*Prompt*.
Can you reproduce every line of the records below word for word, leaving out the pictures?

[start of Records for the task]

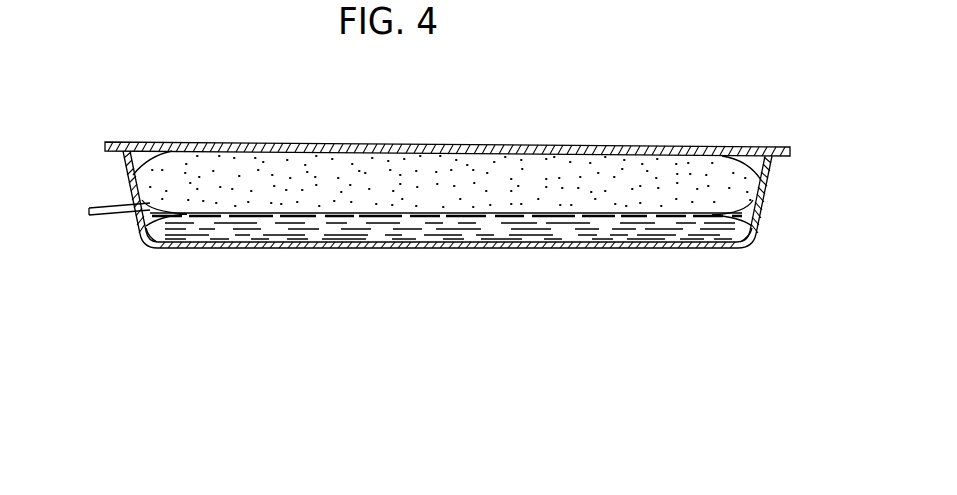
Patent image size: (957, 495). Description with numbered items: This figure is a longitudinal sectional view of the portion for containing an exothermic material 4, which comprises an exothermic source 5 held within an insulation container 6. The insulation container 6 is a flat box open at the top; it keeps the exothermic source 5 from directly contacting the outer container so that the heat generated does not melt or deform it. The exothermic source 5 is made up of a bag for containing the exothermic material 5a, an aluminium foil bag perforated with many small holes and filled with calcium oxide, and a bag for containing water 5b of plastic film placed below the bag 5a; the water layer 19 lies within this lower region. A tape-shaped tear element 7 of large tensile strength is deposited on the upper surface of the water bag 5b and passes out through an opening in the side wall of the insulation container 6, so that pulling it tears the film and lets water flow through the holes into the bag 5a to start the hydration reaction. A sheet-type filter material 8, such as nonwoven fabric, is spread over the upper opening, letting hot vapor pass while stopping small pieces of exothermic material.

The portion for containing an exothermic material 4 is at (302, 86).
The exothermic source 5 is at (809, 217).
The bag for containing the exothermic material 5a is at (749, 208).
The bag for containing water 5b is at (740, 248).
The insulation container 6 is at (785, 168).
The tear element 7 is at (97, 210).
The filter material 8 is at (486, 143).
The liquid layer 19 is at (418, 213).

[end of Records for the task]

*Complete answer*.
Patent image size: (957, 495). Description with numbered items: This figure is a longitudinal sectional view of the portion for containing an exothermic material 4, which comprises an exothermic source 5 held within an insulation container 6. The insulation container 6 is a flat box open at the top; it keeps the exothermic source 5 from directly contacting the outer container so that the heat generated does not melt or deform it. The exothermic source 5 is made up of a bag for containing the exothermic material 5a, an aluminium foil bag perforated with many small holes and filled with calcium oxide, and a bag for containing water 5b of plastic film placed below the bag 5a; the water layer 19 lies within this lower region. A tape-shaped tear element 7 of large tensile strength is deposited on the upper surface of the water bag 5b and passes out through an opening in the side wall of the insulation container 6, so that pulling it tears the film and lets water flow through the holes into the bag 5a to start the hydration reaction. A sheet-type filter material 8, such as nonwoven fabric, is spread over the upper opening, letting hot vapor pass while stopping small pieces of exothermic material.

The portion for containing an exothermic material 4 is at (302, 86).
The exothermic source 5 is at (809, 217).
The bag for containing the exothermic material 5a is at (749, 208).
The bag for containing water 5b is at (740, 248).
The insulation container 6 is at (785, 168).
The tear element 7 is at (97, 210).
The filter material 8 is at (486, 143).
The liquid layer 19 is at (418, 213).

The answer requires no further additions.